Listed records:
+++

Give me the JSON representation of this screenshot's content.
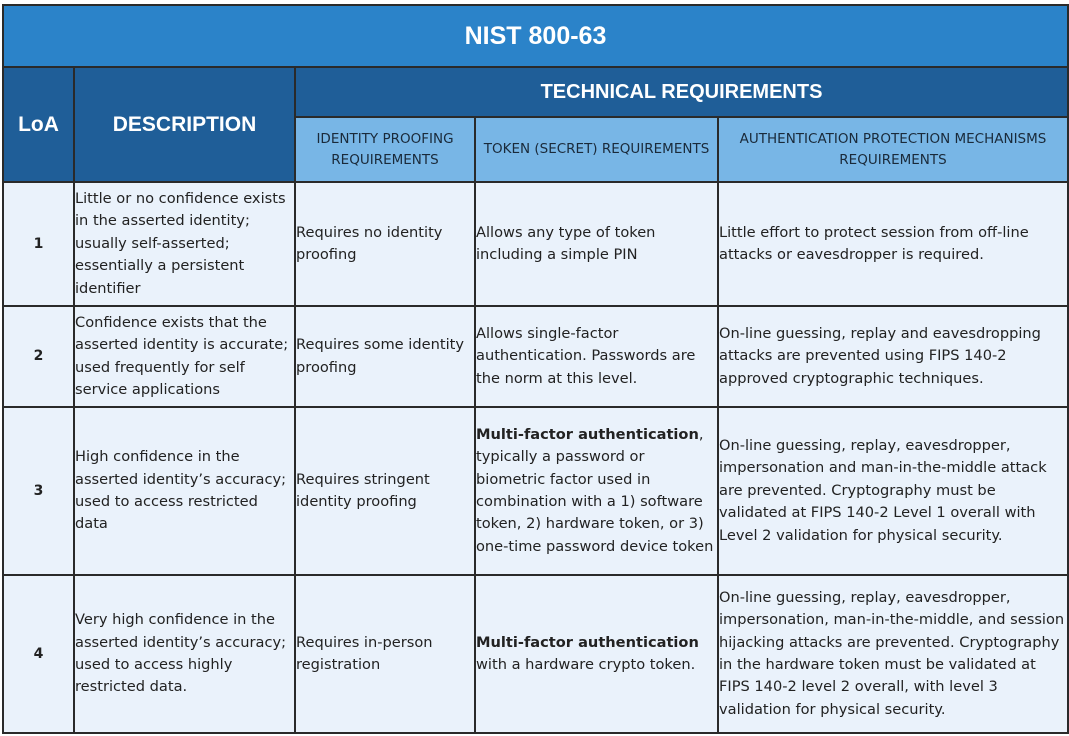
{
  "title": "NIST 800-63",
  "headers": {
    "loa": "LoA",
    "description": "DESCRIPTION",
    "technical": "TECHNICAL REQUIREMENTS",
    "identity_proofing": "IDENTITY PROOFING REQUIREMENTS",
    "token": "TOKEN (SECRET) REQUIREMENTS",
    "auth_protection": "AUTHENTICATION PROTECTION MECHANISMS REQUIREMENTS"
  },
  "rows": [
    {
      "loa": "1",
      "description": "Little or no confidence exists in the asserted identity; usually self-asserted; essentially a persistent identifier",
      "identity_proofing": "Requires no identity proofing",
      "token_bold": "",
      "token": "Allows any type of token including a simple PIN",
      "auth_protection": "Little effort to protect session from off-line attacks or eavesdropper is required."
    },
    {
      "loa": "2",
      "description": "Confidence exists that the asserted identity is accurate; used frequently for self service applications",
      "identity_proofing": "Requires some identity proofing",
      "token_bold": "",
      "token": "Allows single-factor authentication. Passwords are the norm at this level.",
      "auth_protection": "On-line guessing, replay and eavesdropping attacks are prevented using FIPS 140-2 approved cryptographic techniques."
    },
    {
      "loa": "3",
      "description": "High confidence in the asserted identity’s accuracy; used to access restricted data",
      "identity_proofing": "Requires stringent identity proofing",
      "token_bold": "Multi-factor authentication",
      "token": ", typically a password or biometric factor used in combination with a 1) software token, 2) hardware token, or 3) one-time password device token",
      "auth_protection": "On-line guessing, replay, eavesdropper, impersonation and man-in-the-middle attack are prevented. Cryptography must be validated at FIPS 140-2 Level 1 overall with Level 2 validation for physical security."
    },
    {
      "loa": "4",
      "description": "Very high confidence in the asserted identity’s accuracy; used to access highly restricted data.",
      "identity_proofing": "Requires in-person registration",
      "token_bold": "Multi-factor authentication",
      "token": " with a hardware crypto token.",
      "auth_protection": "On-line guessing, replay, eavesdropper, impersonation, man-in-the-middle, and session hijacking attacks are prevented. Cryptography in the hardware token must be validated at FIPS 140-2 level 2 overall, with level 3 validation for physical security."
    }
  ]
}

+++

Written exercise:
Return all the entries word for word, but omit any pictures they contain.

In response:
Give me the JSON representation of this screenshot's content.
{
  "title": "NIST 800-63",
  "headers": {
    "loa": "LoA",
    "description": "DESCRIPTION",
    "technical": "TECHNICAL REQUIREMENTS",
    "identity_proofing": "IDENTITY PROOFING REQUIREMENTS",
    "token": "TOKEN (SECRET) REQUIREMENTS",
    "auth_protection": "AUTHENTICATION PROTECTION MECHANISMS REQUIREMENTS"
  },
  "rows": [
    {
      "loa": "1",
      "description": "Little or no confidence exists in the asserted identity; usually self-asserted; essentially a persistent identifier",
      "identity_proofing": "Requires no identity proofing",
      "token_bold": "",
      "token": "Allows any type of token including a simple PIN",
      "auth_protection": "Little effort to protect session from off-line attacks or eavesdropper is required."
    },
    {
      "loa": "2",
      "description": "Confidence exists that the asserted identity is accurate; used frequently for self service applications",
      "identity_proofing": "Requires some identity proofing",
      "token_bold": "",
      "token": "Allows single-factor authentication. Passwords are the norm at this level.",
      "auth_protection": "On-line guessing, replay and eavesdropping attacks are prevented using FIPS 140-2 approved cryptographic techniques."
    },
    {
      "loa": "3",
      "description": "High confidence in the asserted identity’s accuracy; used to access restricted data",
      "identity_proofing": "Requires stringent identity proofing",
      "token_bold": "Multi-factor authentication",
      "token": ", typically a password or biometric factor used in combination with a 1) software token, 2) hardware token, or 3) one-time password device token",
      "auth_protection": "On-line guessing, replay, eavesdropper, impersonation and man-in-the-middle attack are prevented. Cryptography must be validated at FIPS 140-2 Level 1 overall with Level 2 validation for physical security."
    },
    {
      "loa": "4",
      "description": "Very high confidence in the asserted identity’s accuracy; used to access highly restricted data.",
      "identity_proofing": "Requires in-person registration",
      "token_bold": "Multi-factor authentication",
      "token": " with a hardware crypto token.",
      "auth_protection": "On-line guessing, replay, eavesdropper, impersonation, man-in-the-middle, and session hijacking attacks are prevented. Cryptography in the hardware token must be validated at FIPS 140-2 level 2 overall, with level 3 validation for physical security."
    }
  ]
}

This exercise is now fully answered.